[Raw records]
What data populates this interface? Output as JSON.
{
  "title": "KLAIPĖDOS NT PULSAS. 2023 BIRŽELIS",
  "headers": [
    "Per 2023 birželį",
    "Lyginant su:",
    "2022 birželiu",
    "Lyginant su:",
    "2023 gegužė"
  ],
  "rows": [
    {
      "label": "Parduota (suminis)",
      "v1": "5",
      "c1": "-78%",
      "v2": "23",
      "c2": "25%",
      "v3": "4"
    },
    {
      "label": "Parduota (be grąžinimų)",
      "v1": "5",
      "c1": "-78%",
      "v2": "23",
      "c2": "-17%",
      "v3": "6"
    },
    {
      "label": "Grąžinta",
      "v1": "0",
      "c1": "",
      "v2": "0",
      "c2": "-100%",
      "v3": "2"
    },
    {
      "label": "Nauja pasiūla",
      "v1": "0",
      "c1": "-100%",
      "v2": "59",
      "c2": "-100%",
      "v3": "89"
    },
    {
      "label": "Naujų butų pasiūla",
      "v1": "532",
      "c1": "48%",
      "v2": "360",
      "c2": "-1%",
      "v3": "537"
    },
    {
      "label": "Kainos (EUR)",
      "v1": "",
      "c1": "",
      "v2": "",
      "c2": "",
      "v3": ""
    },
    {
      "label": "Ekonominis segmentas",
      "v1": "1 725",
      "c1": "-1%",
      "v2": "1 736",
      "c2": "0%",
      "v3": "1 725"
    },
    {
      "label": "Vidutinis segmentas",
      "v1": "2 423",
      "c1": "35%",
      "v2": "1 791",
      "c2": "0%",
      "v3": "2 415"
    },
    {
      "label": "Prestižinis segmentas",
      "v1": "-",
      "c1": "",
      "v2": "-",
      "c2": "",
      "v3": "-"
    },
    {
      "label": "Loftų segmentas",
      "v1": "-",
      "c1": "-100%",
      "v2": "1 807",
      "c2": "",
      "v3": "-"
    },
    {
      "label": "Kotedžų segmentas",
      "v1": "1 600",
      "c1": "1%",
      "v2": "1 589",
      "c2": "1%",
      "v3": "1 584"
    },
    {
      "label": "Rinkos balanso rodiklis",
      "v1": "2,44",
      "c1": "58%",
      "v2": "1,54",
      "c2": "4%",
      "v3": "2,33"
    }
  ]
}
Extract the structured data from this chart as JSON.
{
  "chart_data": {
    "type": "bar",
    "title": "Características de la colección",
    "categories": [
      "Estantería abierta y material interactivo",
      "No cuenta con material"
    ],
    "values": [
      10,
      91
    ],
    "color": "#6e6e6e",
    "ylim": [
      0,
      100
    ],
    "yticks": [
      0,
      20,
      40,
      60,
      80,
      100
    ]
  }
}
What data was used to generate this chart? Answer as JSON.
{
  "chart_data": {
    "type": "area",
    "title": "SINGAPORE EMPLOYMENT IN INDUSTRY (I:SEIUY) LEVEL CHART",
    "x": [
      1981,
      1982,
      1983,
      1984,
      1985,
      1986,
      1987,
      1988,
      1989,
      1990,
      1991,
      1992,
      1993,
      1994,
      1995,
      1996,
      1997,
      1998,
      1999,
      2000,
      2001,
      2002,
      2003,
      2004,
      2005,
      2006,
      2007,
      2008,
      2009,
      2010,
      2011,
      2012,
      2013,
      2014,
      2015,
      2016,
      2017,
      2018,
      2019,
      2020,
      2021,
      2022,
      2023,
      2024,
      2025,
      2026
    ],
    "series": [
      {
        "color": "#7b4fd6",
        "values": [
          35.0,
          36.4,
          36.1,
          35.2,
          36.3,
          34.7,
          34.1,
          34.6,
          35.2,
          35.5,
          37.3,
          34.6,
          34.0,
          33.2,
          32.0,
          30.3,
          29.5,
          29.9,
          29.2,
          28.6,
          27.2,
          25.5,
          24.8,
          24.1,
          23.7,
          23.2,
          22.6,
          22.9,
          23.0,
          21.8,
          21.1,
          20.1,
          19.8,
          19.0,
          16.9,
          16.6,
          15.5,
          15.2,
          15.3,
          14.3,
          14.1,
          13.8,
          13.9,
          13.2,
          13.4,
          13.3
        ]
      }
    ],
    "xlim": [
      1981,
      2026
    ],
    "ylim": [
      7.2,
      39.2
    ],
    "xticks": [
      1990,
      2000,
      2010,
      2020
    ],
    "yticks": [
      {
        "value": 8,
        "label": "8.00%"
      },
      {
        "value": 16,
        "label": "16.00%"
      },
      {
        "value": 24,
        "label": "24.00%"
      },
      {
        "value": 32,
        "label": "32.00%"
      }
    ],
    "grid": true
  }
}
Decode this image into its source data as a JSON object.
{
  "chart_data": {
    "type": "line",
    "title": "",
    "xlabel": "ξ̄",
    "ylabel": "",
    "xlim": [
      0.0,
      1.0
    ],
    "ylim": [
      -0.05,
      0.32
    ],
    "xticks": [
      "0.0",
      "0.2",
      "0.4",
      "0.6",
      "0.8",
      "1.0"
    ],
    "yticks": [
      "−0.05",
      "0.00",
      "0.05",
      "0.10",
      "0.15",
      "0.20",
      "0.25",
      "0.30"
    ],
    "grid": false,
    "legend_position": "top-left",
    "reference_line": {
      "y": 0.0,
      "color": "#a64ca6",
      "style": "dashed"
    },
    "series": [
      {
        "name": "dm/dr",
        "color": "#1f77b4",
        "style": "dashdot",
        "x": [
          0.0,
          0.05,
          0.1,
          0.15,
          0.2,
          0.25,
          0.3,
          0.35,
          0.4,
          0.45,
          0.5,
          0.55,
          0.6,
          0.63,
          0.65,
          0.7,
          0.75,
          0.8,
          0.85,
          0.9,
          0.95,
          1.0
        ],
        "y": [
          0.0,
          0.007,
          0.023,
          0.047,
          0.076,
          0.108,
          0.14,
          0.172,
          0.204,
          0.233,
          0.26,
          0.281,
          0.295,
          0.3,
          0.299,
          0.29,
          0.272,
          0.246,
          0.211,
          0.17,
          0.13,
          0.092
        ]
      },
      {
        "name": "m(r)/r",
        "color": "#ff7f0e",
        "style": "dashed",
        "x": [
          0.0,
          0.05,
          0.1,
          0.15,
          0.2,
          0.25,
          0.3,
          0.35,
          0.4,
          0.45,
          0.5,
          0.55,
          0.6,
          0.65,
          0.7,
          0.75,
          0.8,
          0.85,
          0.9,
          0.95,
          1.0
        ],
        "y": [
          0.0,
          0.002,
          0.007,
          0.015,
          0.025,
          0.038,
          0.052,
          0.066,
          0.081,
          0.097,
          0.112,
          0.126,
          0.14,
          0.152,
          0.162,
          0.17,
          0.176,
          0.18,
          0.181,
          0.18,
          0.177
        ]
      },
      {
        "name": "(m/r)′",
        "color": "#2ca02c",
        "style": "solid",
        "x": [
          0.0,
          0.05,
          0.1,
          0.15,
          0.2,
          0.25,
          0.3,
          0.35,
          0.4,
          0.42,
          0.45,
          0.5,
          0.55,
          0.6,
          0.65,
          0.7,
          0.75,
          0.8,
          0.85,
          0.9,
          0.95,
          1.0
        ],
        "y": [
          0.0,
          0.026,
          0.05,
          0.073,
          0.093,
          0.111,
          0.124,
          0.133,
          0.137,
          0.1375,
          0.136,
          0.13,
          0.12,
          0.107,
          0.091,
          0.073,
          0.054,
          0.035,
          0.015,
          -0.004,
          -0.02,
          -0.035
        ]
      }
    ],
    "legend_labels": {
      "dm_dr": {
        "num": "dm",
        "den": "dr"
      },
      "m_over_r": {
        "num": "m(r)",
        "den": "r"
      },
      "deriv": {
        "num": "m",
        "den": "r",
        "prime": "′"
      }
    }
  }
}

THE REQUEST:
Your task is to quote all of the data word for word.

CORRECT OUTPUT:
What data populates this interface? Output as JSON.
{
  "title": "KLAIPĖDOS NT PULSAS. 2023 BIRŽELIS",
  "headers": [
    "Per 2023 birželį",
    "Lyginant su:",
    "2022 birželiu",
    "Lyginant su:",
    "2023 gegužė"
  ],
  "rows": [
    {
      "label": "Parduota (suminis)",
      "v1": "5",
      "c1": "-78%",
      "v2": "23",
      "c2": "25%",
      "v3": "4"
    },
    {
      "label": "Parduota (be grąžinimų)",
      "v1": "5",
      "c1": "-78%",
      "v2": "23",
      "c2": "-17%",
      "v3": "6"
    },
    {
      "label": "Grąžinta",
      "v1": "0",
      "c1": "",
      "v2": "0",
      "c2": "-100%",
      "v3": "2"
    },
    {
      "label": "Nauja pasiūla",
      "v1": "0",
      "c1": "-100%",
      "v2": "59",
      "c2": "-100%",
      "v3": "89"
    },
    {
      "label": "Naujų butų pasiūla",
      "v1": "532",
      "c1": "48%",
      "v2": "360",
      "c2": "-1%",
      "v3": "537"
    },
    {
      "label": "Kainos (EUR)",
      "v1": "",
      "c1": "",
      "v2": "",
      "c2": "",
      "v3": ""
    },
    {
      "label": "Ekonominis segmentas",
      "v1": "1 725",
      "c1": "-1%",
      "v2": "1 736",
      "c2": "0%",
      "v3": "1 725"
    },
    {
      "label": "Vidutinis segmentas",
      "v1": "2 423",
      "c1": "35%",
      "v2": "1 791",
      "c2": "0%",
      "v3": "2 415"
    },
    {
      "label": "Prestižinis segmentas",
      "v1": "-",
      "c1": "",
      "v2": "-",
      "c2": "",
      "v3": "-"
    },
    {
      "label": "Loftų segmentas",
      "v1": "-",
      "c1": "-100%",
      "v2": "1 807",
      "c2": "",
      "v3": "-"
    },
    {
      "label": "Kotedžų segmentas",
      "v1": "1 600",
      "c1": "1%",
      "v2": "1 589",
      "c2": "1%",
      "v3": "1 584"
    },
    {
      "label": "Rinkos balanso rodiklis",
      "v1": "2,44",
      "c1": "58%",
      "v2": "1,54",
      "c2": "4%",
      "v3": "2,33"
    }
  ]
}
Extract the structured data from this chart as JSON.
{
  "chart_data": {
    "type": "bar",
    "title": "Características de la colección",
    "categories": [
      "Estantería abierta y material interactivo",
      "No cuenta con material"
    ],
    "values": [
      10,
      91
    ],
    "color": "#6e6e6e",
    "ylim": [
      0,
      100
    ],
    "yticks": [
      0,
      20,
      40,
      60,
      80,
      100
    ]
  }
}
What data was used to generate this chart? Answer as JSON.
{
  "chart_data": {
    "type": "area",
    "title": "SINGAPORE EMPLOYMENT IN INDUSTRY (I:SEIUY) LEVEL CHART",
    "x": [
      1981,
      1982,
      1983,
      1984,
      1985,
      1986,
      1987,
      1988,
      1989,
      1990,
      1991,
      1992,
      1993,
      1994,
      1995,
      1996,
      1997,
      1998,
      1999,
      2000,
      2001,
      2002,
      2003,
      2004,
      2005,
      2006,
      2007,
      2008,
      2009,
      2010,
      2011,
      2012,
      2013,
      2014,
      2015,
      2016,
      2017,
      2018,
      2019,
      2020,
      2021,
      2022,
      2023,
      2024,
      2025,
      2026
    ],
    "series": [
      {
        "color": "#7b4fd6",
        "values": [
          35.0,
          36.4,
          36.1,
          35.2,
          36.3,
          34.7,
          34.1,
          34.6,
          35.2,
          35.5,
          37.3,
          34.6,
          34.0,
          33.2,
          32.0,
          30.3,
          29.5,
          29.9,
          29.2,
          28.6,
          27.2,
          25.5,
          24.8,
          24.1,
          23.7,
          23.2,
          22.6,
          22.9,
          23.0,
          21.8,
          21.1,
          20.1,
          19.8,
          19.0,
          16.9,
          16.6,
          15.5,
          15.2,
          15.3,
          14.3,
          14.1,
          13.8,
          13.9,
          13.2,
          13.4,
          13.3
        ]
      }
    ],
    "xlim": [
      1981,
      2026
    ],
    "ylim": [
      7.2,
      39.2
    ],
    "xticks": [
      1990,
      2000,
      2010,
      2020
    ],
    "yticks": [
      {
        "value": 8,
        "label": "8.00%"
      },
      {
        "value": 16,
        "label": "16.00%"
      },
      {
        "value": 24,
        "label": "24.00%"
      },
      {
        "value": 32,
        "label": "32.00%"
      }
    ],
    "grid": true
  }
}
Decode this image into its source data as a JSON object.
{
  "chart_data": {
    "type": "line",
    "title": "",
    "xlabel": "ξ̄",
    "ylabel": "",
    "xlim": [
      0.0,
      1.0
    ],
    "ylim": [
      -0.05,
      0.32
    ],
    "xticks": [
      "0.0",
      "0.2",
      "0.4",
      "0.6",
      "0.8",
      "1.0"
    ],
    "yticks": [
      "−0.05",
      "0.00",
      "0.05",
      "0.10",
      "0.15",
      "0.20",
      "0.25",
      "0.30"
    ],
    "grid": false,
    "legend_position": "top-left",
    "reference_line": {
      "y": 0.0,
      "color": "#a64ca6",
      "style": "dashed"
    },
    "series": [
      {
        "name": "dm/dr",
        "color": "#1f77b4",
        "style": "dashdot",
        "x": [
          0.0,
          0.05,
          0.1,
          0.15,
          0.2,
          0.25,
          0.3,
          0.35,
          0.4,
          0.45,
          0.5,
          0.55,
          0.6,
          0.63,
          0.65,
          0.7,
          0.75,
          0.8,
          0.85,
          0.9,
          0.95,
          1.0
        ],
        "y": [
          0.0,
          0.007,
          0.023,
          0.047,
          0.076,
          0.108,
          0.14,
          0.172,
          0.204,
          0.233,
          0.26,
          0.281,
          0.295,
          0.3,
          0.299,
          0.29,
          0.272,
          0.246,
          0.211,
          0.17,
          0.13,
          0.092
        ]
      },
      {
        "name": "m(r)/r",
        "color": "#ff7f0e",
        "style": "dashed",
        "x": [
          0.0,
          0.05,
          0.1,
          0.15,
          0.2,
          0.25,
          0.3,
          0.35,
          0.4,
          0.45,
          0.5,
          0.55,
          0.6,
          0.65,
          0.7,
          0.75,
          0.8,
          0.85,
          0.9,
          0.95,
          1.0
        ],
        "y": [
          0.0,
          0.002,
          0.007,
          0.015,
          0.025,
          0.038,
          0.052,
          0.066,
          0.081,
          0.097,
          0.112,
          0.126,
          0.14,
          0.152,
          0.162,
          0.17,
          0.176,
          0.18,
          0.181,
          0.18,
          0.177
        ]
      },
      {
        "name": "(m/r)′",
        "color": "#2ca02c",
        "style": "solid",
        "x": [
          0.0,
          0.05,
          0.1,
          0.15,
          0.2,
          0.25,
          0.3,
          0.35,
          0.4,
          0.42,
          0.45,
          0.5,
          0.55,
          0.6,
          0.65,
          0.7,
          0.75,
          0.8,
          0.85,
          0.9,
          0.95,
          1.0
        ],
        "y": [
          0.0,
          0.026,
          0.05,
          0.073,
          0.093,
          0.111,
          0.124,
          0.133,
          0.137,
          0.1375,
          0.136,
          0.13,
          0.12,
          0.107,
          0.091,
          0.073,
          0.054,
          0.035,
          0.015,
          -0.004,
          -0.02,
          -0.035
        ]
      }
    ],
    "legend_labels": {
      "dm_dr": {
        "num": "dm",
        "den": "dr"
      },
      "m_over_r": {
        "num": "m(r)",
        "den": "r"
      },
      "deriv": {
        "num": "m",
        "den": "r",
        "prime": "′"
      }
    }
  }
}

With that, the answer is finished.